**** Material for the task
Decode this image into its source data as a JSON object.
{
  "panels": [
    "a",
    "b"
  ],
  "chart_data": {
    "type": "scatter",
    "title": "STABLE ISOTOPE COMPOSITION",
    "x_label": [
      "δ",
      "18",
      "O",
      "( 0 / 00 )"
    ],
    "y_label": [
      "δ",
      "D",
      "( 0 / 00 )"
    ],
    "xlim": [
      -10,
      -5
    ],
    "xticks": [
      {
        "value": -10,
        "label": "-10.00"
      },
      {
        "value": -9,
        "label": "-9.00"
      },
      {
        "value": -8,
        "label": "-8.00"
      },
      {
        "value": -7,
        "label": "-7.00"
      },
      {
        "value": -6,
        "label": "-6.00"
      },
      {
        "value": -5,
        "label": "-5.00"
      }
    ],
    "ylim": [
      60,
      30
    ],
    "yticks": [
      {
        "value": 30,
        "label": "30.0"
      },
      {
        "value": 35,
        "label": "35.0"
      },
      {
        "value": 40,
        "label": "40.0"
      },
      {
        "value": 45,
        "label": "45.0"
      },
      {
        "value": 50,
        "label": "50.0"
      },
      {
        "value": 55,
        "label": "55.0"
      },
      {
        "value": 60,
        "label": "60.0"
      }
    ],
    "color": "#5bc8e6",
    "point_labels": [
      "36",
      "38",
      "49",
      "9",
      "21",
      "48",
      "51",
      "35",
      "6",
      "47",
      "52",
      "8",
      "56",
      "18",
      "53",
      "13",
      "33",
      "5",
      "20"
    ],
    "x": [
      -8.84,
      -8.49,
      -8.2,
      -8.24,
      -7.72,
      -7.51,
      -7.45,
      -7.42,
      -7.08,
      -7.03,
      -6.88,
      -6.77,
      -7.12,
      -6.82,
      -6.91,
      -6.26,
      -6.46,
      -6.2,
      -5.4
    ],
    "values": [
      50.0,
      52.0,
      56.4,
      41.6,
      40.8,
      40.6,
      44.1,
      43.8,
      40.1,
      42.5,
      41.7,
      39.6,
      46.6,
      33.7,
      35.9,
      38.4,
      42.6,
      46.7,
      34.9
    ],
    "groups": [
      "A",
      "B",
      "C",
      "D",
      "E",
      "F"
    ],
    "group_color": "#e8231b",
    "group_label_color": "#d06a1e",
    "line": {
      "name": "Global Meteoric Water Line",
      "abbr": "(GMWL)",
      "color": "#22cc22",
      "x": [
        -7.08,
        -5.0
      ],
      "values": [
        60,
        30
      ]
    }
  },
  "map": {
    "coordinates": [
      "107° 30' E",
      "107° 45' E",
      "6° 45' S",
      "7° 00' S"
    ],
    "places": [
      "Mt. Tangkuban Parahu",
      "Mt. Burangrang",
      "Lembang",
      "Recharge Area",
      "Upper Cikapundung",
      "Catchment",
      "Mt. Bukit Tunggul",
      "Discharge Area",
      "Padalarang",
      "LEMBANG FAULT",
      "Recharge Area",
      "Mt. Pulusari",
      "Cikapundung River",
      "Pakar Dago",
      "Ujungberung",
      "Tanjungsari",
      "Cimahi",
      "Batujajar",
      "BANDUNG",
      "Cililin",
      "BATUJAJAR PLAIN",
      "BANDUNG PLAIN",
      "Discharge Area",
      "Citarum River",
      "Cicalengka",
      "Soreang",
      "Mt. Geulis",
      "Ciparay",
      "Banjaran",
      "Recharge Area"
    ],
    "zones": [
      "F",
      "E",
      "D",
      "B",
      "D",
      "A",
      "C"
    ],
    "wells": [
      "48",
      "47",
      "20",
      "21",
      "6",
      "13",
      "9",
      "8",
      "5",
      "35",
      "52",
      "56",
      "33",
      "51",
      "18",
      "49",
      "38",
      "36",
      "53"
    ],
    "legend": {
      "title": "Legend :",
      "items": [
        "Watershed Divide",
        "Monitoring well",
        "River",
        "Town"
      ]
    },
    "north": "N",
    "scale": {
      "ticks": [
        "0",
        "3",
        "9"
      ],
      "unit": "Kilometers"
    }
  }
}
********
Of the lines above, how many hold the word "Cikapundung"? Say the number alone.

* [Worked solution]: 2